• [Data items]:
(begin)
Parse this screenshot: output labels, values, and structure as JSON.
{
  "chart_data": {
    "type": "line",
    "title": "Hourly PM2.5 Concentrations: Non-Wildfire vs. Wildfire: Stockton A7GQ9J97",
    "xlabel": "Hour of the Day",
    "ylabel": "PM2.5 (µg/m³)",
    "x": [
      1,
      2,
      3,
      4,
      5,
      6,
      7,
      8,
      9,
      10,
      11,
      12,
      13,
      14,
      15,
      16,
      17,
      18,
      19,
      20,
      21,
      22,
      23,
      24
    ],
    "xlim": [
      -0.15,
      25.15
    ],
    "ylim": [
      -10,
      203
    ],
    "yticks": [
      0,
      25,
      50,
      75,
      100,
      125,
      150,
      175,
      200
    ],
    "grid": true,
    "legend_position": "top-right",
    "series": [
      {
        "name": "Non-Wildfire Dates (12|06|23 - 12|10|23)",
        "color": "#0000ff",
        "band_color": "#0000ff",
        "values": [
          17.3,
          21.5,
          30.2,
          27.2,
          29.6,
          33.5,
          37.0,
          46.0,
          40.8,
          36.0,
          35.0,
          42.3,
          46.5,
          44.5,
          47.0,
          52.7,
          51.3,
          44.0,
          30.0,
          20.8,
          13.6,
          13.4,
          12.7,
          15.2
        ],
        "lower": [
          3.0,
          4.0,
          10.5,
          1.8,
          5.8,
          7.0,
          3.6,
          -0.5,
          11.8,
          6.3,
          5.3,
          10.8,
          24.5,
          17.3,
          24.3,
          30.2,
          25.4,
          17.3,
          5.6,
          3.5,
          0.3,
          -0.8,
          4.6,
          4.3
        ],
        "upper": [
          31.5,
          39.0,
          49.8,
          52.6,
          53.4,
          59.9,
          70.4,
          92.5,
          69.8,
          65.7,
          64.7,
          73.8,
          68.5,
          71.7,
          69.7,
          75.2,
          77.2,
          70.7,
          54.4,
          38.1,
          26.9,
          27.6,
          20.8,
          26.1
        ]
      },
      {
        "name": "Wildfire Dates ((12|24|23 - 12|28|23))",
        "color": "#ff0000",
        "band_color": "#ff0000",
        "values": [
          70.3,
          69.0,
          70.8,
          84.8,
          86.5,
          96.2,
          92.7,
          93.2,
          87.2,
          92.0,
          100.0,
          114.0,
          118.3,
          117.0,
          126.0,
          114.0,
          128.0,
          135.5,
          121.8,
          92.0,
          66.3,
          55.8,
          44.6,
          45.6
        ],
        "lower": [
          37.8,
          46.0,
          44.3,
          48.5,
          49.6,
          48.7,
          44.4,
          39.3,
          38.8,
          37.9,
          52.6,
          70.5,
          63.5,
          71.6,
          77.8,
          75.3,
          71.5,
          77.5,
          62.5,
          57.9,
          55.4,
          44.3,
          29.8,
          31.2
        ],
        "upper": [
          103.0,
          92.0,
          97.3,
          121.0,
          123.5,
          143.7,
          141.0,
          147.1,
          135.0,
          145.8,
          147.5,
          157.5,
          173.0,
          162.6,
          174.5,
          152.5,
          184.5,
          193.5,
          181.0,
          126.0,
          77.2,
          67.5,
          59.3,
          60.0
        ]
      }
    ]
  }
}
(end)
• [Prompt]:
Go through the listing above and work out how many lines contain the string "Wildfire". Reply with the number alone.

• [The output]:
3